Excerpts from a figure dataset
────────────────

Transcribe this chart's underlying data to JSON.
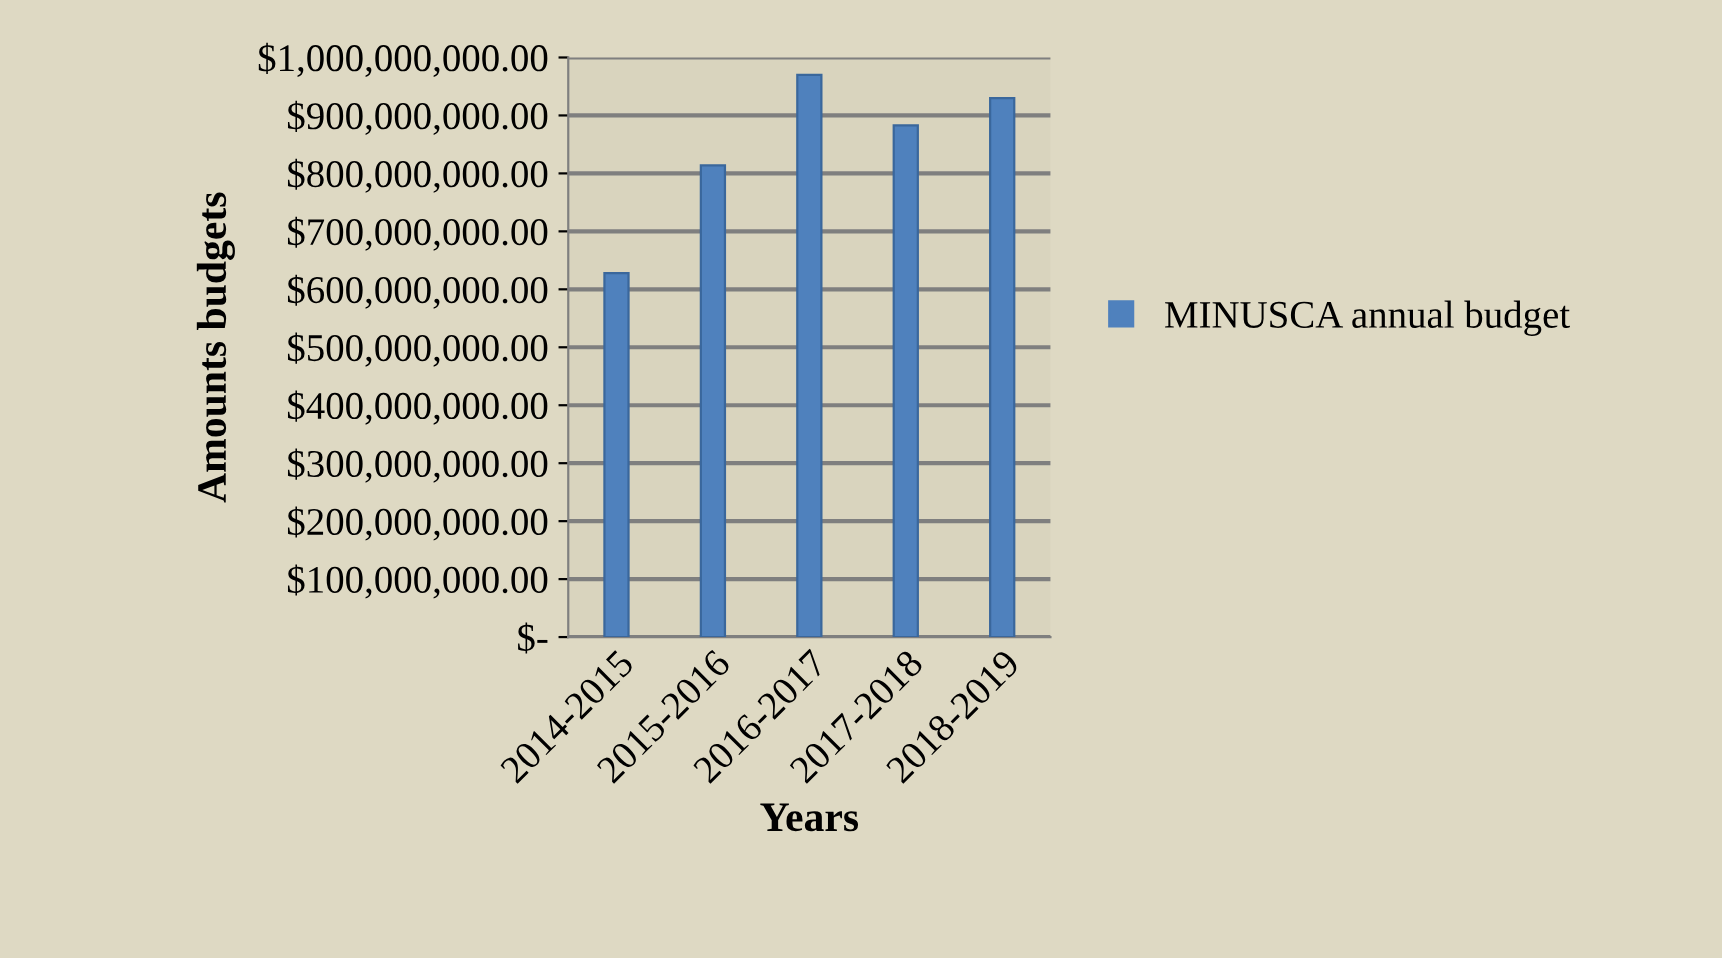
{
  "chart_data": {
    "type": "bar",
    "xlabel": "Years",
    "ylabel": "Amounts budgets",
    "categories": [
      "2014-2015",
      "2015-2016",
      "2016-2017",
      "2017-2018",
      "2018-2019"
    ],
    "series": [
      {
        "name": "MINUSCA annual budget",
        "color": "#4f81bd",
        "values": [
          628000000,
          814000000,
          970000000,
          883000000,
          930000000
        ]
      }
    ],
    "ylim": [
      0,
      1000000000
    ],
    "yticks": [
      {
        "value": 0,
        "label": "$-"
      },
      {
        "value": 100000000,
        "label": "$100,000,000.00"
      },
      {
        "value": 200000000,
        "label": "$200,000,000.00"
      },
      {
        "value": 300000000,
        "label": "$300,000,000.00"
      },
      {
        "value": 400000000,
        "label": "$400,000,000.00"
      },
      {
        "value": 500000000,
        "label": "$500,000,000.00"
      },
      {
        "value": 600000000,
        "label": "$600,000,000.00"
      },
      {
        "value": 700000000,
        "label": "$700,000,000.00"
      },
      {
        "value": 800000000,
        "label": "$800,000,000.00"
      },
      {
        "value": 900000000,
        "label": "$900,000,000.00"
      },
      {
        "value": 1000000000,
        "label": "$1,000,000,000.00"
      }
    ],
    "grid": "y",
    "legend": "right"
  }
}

────────────────

[WHAT YOU NEED TO DO]
Omit every picture, then repeat the remaining data exactly as it appears above.

[RIGHT ANSWER]
Transcribe this chart's underlying data to JSON.
{
  "chart_data": {
    "type": "bar",
    "xlabel": "Years",
    "ylabel": "Amounts budgets",
    "categories": [
      "2014-2015",
      "2015-2016",
      "2016-2017",
      "2017-2018",
      "2018-2019"
    ],
    "series": [
      {
        "name": "MINUSCA annual budget",
        "color": "#4f81bd",
        "values": [
          628000000,
          814000000,
          970000000,
          883000000,
          930000000
        ]
      }
    ],
    "ylim": [
      0,
      1000000000
    ],
    "yticks": [
      {
        "value": 0,
        "label": "$-"
      },
      {
        "value": 100000000,
        "label": "$100,000,000.00"
      },
      {
        "value": 200000000,
        "label": "$200,000,000.00"
      },
      {
        "value": 300000000,
        "label": "$300,000,000.00"
      },
      {
        "value": 400000000,
        "label": "$400,000,000.00"
      },
      {
        "value": 500000000,
        "label": "$500,000,000.00"
      },
      {
        "value": 600000000,
        "label": "$600,000,000.00"
      },
      {
        "value": 700000000,
        "label": "$700,000,000.00"
      },
      {
        "value": 800000000,
        "label": "$800,000,000.00"
      },
      {
        "value": 900000000,
        "label": "$900,000,000.00"
      },
      {
        "value": 1000000000,
        "label": "$1,000,000,000.00"
      }
    ],
    "grid": "y",
    "legend": "right"
  }
}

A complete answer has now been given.